**Work instruction:**
The full set of lines below has to be written out again exactly.

(The data begins)

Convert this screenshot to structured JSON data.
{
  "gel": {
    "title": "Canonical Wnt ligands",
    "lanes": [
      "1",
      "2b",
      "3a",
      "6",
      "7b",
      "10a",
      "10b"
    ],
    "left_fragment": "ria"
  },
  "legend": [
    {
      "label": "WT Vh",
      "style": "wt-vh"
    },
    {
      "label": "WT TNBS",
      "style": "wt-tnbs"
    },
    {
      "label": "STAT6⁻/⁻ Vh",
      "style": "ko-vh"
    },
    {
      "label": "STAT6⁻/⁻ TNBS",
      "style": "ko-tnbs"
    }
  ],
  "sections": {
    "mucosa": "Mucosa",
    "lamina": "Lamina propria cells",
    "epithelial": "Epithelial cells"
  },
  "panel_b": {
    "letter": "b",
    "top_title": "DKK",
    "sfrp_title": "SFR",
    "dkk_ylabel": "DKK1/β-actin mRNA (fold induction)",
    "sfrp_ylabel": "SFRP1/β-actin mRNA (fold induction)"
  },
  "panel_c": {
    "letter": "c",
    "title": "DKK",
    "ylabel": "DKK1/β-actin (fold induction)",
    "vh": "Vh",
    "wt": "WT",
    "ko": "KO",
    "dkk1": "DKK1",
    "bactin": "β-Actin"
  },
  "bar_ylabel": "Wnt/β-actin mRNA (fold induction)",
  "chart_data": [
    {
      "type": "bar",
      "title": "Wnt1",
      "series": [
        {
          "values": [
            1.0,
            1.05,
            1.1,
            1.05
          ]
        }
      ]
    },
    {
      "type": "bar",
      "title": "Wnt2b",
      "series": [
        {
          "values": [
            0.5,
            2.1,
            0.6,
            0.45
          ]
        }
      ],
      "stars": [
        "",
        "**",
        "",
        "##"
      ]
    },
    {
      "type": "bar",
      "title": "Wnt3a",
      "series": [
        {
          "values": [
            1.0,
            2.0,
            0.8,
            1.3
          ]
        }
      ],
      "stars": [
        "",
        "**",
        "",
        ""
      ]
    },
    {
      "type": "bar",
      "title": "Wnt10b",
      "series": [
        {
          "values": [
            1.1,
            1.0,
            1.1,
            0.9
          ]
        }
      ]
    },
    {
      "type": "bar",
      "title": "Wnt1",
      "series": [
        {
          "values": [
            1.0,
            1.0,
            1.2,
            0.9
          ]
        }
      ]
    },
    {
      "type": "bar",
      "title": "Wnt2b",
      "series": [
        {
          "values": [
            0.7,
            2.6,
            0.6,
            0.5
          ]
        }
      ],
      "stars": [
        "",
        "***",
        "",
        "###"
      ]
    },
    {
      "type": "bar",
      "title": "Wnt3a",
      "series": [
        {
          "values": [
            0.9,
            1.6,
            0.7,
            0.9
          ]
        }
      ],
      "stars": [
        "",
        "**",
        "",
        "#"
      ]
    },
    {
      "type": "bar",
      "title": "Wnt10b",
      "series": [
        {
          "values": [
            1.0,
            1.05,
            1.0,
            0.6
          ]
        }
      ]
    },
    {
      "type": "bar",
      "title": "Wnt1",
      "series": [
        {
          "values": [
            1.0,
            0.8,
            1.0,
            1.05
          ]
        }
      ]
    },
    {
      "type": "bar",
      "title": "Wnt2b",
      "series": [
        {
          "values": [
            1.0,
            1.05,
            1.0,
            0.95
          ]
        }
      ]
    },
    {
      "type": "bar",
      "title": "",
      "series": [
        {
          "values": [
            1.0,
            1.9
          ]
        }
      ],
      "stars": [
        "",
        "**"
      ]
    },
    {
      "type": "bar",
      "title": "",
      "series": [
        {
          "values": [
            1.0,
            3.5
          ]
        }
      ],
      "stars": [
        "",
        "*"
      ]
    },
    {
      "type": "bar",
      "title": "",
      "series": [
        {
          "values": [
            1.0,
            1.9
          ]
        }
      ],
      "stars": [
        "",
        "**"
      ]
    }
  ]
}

(The data ends)

**Result of the exercise:**
Convert this screenshot to structured JSON data.
{
  "gel": {
    "title": "Canonical Wnt ligands",
    "lanes": [
      "1",
      "2b",
      "3a",
      "6",
      "7b",
      "10a",
      "10b"
    ],
    "left_fragment": "ria"
  },
  "legend": [
    {
      "label": "WT Vh",
      "style": "wt-vh"
    },
    {
      "label": "WT TNBS",
      "style": "wt-tnbs"
    },
    {
      "label": "STAT6⁻/⁻ Vh",
      "style": "ko-vh"
    },
    {
      "label": "STAT6⁻/⁻ TNBS",
      "style": "ko-tnbs"
    }
  ],
  "sections": {
    "mucosa": "Mucosa",
    "lamina": "Lamina propria cells",
    "epithelial": "Epithelial cells"
  },
  "panel_b": {
    "letter": "b",
    "top_title": "DKK",
    "sfrp_title": "SFR",
    "dkk_ylabel": "DKK1/β-actin mRNA (fold induction)",
    "sfrp_ylabel": "SFRP1/β-actin mRNA (fold induction)"
  },
  "panel_c": {
    "letter": "c",
    "title": "DKK",
    "ylabel": "DKK1/β-actin (fold induction)",
    "vh": "Vh",
    "wt": "WT",
    "ko": "KO",
    "dkk1": "DKK1",
    "bactin": "β-Actin"
  },
  "bar_ylabel": "Wnt/β-actin mRNA (fold induction)",
  "chart_data": [
    {
      "type": "bar",
      "title": "Wnt1",
      "series": [
        {
          "values": [
            1.0,
            1.05,
            1.1,
            1.05
          ]
        }
      ]
    },
    {
      "type": "bar",
      "title": "Wnt2b",
      "series": [
        {
          "values": [
            0.5,
            2.1,
            0.6,
            0.45
          ]
        }
      ],
      "stars": [
        "",
        "**",
        "",
        "##"
      ]
    },
    {
      "type": "bar",
      "title": "Wnt3a",
      "series": [
        {
          "values": [
            1.0,
            2.0,
            0.8,
            1.3
          ]
        }
      ],
      "stars": [
        "",
        "**",
        "",
        ""
      ]
    },
    {
      "type": "bar",
      "title": "Wnt10b",
      "series": [
        {
          "values": [
            1.1,
            1.0,
            1.1,
            0.9
          ]
        }
      ]
    },
    {
      "type": "bar",
      "title": "Wnt1",
      "series": [
        {
          "values": [
            1.0,
            1.0,
            1.2,
            0.9
          ]
        }
      ]
    },
    {
      "type": "bar",
      "title": "Wnt2b",
      "series": [
        {
          "values": [
            0.7,
            2.6,
            0.6,
            0.5
          ]
        }
      ],
      "stars": [
        "",
        "***",
        "",
        "###"
      ]
    },
    {
      "type": "bar",
      "title": "Wnt3a",
      "series": [
        {
          "values": [
            0.9,
            1.6,
            0.7,
            0.9
          ]
        }
      ],
      "stars": [
        "",
        "**",
        "",
        "#"
      ]
    },
    {
      "type": "bar",
      "title": "Wnt10b",
      "series": [
        {
          "values": [
            1.0,
            1.05,
            1.0,
            0.6
          ]
        }
      ]
    },
    {
      "type": "bar",
      "title": "Wnt1",
      "series": [
        {
          "values": [
            1.0,
            0.8,
            1.0,
            1.05
          ]
        }
      ]
    },
    {
      "type": "bar",
      "title": "Wnt2b",
      "series": [
        {
          "values": [
            1.0,
            1.05,
            1.0,
            0.95
          ]
        }
      ]
    },
    {
      "type": "bar",
      "title": "",
      "series": [
        {
          "values": [
            1.0,
            1.9
          ]
        }
      ],
      "stars": [
        "",
        "**"
      ]
    },
    {
      "type": "bar",
      "title": "",
      "series": [
        {
          "values": [
            1.0,
            3.5
          ]
        }
      ],
      "stars": [
        "",
        "*"
      ]
    },
    {
      "type": "bar",
      "title": "",
      "series": [
        {
          "values": [
            1.0,
            1.9
          ]
        }
      ],
      "stars": [
        "",
        "**"
      ]
    }
  ]
}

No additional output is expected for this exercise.